→ **Challenge**
For the records that follow, return only the count of lines containing the string "axis".
==== Rows ====
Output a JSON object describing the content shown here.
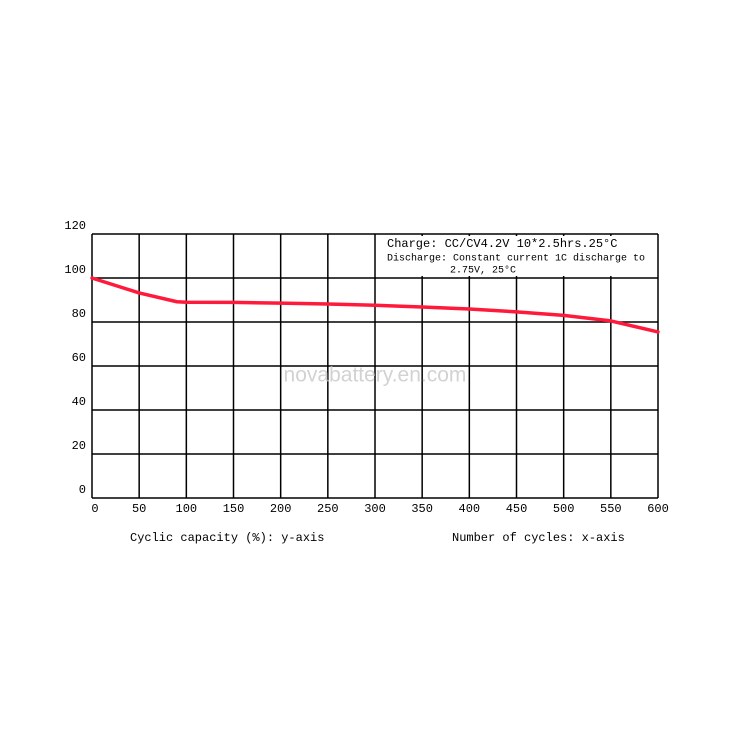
{
  "chart_data": {
    "type": "line",
    "x": [
      0,
      50,
      90,
      100,
      150,
      200,
      250,
      300,
      350,
      400,
      450,
      500,
      550,
      600
    ],
    "series": [
      {
        "name": null,
        "color": "#ff1a3c",
        "values": [
          100,
          93.2,
          89.2,
          89,
          88.9,
          88.6,
          88.2,
          87.6,
          86.8,
          85.9,
          84.6,
          83,
          80.5,
          75.5
        ]
      }
    ],
    "xlim": [
      0,
      600
    ],
    "xticks": [
      0,
      50,
      100,
      150,
      200,
      250,
      300,
      350,
      400,
      450,
      500,
      550,
      600
    ],
    "ylim": [
      0,
      120
    ],
    "yticks": [
      0,
      20,
      40,
      60,
      80,
      100,
      120
    ],
    "grid": true,
    "annotations": [
      "Charge: CC/CV4.2V 10*2.5hrs.25°C",
      "Discharge: Constant current 1C discharge to",
      "2.75V, 25°C"
    ],
    "watermark": "novabattery.en.com",
    "ylabel": "Cyclic capacity (%): y-axis",
    "xlabel": "Number of cycles: x-axis"
  }
}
====
→ **Right answer**
2